TASK MATERIAL.

######

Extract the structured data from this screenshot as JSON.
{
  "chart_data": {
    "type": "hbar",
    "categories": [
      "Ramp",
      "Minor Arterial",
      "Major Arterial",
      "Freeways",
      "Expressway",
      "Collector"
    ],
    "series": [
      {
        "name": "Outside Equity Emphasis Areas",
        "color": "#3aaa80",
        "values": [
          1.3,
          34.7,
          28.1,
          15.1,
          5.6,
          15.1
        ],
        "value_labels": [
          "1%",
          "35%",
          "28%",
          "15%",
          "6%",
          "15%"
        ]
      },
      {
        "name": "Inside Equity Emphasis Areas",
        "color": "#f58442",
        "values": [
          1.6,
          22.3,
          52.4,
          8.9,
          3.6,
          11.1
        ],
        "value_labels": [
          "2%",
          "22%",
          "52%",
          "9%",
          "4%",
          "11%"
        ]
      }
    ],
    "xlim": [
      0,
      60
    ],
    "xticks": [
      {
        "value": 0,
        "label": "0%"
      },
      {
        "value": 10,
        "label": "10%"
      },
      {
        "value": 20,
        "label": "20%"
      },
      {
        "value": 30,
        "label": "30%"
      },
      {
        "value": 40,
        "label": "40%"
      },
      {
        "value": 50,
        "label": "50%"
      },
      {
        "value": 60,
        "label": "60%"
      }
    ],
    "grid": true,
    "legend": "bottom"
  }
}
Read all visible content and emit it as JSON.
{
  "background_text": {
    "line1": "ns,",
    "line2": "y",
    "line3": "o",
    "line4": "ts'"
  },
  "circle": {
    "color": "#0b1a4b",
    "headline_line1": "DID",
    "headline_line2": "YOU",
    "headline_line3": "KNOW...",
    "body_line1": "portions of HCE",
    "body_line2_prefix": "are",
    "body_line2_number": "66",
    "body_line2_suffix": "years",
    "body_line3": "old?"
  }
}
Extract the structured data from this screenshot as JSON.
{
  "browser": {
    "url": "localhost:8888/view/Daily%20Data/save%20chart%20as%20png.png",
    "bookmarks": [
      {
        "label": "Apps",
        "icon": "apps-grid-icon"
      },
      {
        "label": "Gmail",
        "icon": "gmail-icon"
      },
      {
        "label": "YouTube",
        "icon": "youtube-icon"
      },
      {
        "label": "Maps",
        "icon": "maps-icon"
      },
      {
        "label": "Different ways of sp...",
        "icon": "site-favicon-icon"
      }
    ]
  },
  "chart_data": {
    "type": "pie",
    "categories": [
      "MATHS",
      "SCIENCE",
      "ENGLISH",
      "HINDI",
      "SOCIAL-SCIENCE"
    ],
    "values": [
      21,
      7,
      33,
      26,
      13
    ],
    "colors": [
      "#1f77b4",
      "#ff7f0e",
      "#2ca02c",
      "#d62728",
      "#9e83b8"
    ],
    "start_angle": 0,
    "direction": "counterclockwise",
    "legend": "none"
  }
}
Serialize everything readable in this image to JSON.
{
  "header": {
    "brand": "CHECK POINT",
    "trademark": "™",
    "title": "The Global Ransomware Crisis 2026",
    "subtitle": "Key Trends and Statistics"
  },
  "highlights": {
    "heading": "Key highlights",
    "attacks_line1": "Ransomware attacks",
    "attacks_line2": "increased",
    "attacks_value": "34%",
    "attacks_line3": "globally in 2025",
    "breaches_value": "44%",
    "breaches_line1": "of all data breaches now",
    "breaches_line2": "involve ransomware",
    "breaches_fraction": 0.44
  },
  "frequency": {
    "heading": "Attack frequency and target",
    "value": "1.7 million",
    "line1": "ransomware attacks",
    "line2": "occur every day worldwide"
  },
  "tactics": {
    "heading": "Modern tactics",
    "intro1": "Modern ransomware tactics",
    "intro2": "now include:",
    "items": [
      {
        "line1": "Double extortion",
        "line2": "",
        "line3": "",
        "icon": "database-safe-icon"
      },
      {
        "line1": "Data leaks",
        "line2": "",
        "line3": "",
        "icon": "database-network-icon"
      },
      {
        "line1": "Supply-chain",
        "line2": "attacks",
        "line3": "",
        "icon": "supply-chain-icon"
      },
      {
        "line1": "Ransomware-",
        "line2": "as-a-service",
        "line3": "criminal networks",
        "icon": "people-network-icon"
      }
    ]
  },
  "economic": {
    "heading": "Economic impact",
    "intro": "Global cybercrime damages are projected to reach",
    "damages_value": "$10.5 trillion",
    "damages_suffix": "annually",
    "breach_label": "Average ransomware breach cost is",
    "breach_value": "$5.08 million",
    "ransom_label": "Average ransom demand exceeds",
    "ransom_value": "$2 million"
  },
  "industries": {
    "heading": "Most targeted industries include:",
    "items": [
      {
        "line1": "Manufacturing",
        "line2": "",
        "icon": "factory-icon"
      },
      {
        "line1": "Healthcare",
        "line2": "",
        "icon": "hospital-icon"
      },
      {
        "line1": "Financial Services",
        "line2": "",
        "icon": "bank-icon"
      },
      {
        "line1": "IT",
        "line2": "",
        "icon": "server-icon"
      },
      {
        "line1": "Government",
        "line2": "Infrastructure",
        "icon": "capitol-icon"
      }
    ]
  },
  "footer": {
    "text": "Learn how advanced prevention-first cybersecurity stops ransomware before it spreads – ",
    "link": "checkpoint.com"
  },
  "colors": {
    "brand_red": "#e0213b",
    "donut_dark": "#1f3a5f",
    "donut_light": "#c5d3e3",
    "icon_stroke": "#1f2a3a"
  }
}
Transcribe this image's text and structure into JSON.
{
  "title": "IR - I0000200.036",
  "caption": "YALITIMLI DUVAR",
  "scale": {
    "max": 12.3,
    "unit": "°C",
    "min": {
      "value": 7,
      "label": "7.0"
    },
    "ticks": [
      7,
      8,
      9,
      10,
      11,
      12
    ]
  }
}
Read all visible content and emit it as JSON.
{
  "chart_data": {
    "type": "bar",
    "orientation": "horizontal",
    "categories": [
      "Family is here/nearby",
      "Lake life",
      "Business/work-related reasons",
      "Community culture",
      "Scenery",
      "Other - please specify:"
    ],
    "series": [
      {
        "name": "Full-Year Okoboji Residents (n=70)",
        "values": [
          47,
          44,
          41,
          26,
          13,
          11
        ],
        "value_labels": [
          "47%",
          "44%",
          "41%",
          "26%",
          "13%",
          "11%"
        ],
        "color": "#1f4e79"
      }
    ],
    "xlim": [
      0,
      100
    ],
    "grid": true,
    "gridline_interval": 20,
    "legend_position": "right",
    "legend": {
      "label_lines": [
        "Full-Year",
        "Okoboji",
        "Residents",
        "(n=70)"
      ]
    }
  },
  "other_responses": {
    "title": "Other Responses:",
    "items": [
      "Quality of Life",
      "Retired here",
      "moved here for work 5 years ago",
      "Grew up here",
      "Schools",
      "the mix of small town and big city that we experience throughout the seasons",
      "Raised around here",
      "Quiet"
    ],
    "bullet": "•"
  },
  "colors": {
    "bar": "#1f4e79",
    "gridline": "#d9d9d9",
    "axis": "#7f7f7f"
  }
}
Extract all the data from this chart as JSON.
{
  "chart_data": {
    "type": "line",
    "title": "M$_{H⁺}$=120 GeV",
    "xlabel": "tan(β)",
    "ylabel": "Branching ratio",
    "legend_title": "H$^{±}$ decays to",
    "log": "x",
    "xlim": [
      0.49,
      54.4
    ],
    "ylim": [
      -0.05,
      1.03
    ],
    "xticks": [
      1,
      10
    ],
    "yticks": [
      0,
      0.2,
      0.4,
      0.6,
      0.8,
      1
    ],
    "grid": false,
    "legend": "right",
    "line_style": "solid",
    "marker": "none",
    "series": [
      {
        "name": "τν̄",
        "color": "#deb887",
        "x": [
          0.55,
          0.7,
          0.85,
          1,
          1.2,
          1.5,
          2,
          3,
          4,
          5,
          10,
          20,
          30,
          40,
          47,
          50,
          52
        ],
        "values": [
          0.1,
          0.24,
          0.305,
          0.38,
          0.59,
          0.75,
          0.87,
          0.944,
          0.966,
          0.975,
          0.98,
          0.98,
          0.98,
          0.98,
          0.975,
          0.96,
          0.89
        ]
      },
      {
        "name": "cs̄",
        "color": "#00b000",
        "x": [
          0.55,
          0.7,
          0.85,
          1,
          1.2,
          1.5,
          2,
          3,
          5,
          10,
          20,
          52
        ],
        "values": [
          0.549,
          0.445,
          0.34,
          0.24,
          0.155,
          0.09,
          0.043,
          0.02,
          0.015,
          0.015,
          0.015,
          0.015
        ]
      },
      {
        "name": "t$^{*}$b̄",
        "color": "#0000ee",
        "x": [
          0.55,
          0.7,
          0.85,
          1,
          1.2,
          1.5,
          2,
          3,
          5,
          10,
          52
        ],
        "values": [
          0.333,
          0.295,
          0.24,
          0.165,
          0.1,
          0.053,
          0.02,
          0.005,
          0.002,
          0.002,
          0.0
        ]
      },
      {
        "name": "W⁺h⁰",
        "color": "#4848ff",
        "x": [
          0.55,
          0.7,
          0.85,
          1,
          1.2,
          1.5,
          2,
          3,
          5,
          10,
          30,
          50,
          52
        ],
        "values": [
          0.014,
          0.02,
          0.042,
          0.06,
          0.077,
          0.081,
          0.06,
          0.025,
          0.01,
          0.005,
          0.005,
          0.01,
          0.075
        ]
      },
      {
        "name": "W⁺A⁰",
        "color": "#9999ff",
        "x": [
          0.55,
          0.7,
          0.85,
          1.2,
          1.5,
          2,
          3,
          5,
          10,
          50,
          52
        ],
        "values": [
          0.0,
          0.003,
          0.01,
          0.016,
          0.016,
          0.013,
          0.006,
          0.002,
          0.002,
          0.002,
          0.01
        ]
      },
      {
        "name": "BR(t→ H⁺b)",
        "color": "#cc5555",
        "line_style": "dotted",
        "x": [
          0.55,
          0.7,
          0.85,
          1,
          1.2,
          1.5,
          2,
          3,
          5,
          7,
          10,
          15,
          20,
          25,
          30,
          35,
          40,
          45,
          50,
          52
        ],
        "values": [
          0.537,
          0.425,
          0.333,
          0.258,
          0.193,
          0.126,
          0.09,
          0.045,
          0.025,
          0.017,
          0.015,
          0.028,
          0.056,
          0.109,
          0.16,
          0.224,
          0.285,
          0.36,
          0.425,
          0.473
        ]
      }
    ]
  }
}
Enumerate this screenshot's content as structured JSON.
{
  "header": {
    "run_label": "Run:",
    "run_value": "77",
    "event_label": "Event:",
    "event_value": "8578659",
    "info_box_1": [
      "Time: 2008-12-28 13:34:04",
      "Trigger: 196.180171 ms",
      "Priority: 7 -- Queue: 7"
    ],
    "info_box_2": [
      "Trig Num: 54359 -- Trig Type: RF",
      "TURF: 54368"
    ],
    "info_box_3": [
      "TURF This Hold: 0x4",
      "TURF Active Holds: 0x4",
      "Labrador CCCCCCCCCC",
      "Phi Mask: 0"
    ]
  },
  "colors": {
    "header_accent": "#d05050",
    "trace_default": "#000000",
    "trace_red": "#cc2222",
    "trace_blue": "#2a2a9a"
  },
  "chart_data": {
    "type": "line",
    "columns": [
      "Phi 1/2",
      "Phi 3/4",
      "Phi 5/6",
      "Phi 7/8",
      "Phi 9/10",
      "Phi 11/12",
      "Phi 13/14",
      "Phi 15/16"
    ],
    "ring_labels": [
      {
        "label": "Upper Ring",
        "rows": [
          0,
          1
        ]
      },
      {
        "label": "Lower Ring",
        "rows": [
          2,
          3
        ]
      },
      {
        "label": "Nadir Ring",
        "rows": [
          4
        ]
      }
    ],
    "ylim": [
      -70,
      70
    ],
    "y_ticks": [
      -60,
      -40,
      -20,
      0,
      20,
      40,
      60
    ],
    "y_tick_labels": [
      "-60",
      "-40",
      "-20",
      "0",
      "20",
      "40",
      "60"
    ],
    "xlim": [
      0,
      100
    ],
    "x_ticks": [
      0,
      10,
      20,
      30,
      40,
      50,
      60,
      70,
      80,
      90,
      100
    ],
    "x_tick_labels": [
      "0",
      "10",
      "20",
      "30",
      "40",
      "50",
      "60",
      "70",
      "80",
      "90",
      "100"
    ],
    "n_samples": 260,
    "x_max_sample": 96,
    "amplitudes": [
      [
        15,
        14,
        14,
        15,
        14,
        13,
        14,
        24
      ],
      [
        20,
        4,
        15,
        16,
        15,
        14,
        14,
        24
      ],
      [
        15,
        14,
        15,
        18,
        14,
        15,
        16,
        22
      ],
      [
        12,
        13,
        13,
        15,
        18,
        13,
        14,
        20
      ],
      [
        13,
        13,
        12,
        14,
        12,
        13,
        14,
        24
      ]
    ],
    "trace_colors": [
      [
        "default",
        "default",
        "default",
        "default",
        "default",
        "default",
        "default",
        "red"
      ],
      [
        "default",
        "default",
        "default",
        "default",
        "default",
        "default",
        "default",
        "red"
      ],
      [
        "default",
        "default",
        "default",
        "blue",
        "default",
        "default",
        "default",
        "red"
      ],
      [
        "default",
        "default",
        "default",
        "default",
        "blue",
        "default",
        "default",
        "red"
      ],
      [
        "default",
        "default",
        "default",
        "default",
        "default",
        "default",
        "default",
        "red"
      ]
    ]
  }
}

######

OBJECTIVE. Search the records above for the string "Equity". Copy every line that contains it.

RESULT OF THIS TASK.
        "name": "Outside Equity Emphasis Areas",
        "name": "Inside Equity Emphasis Areas",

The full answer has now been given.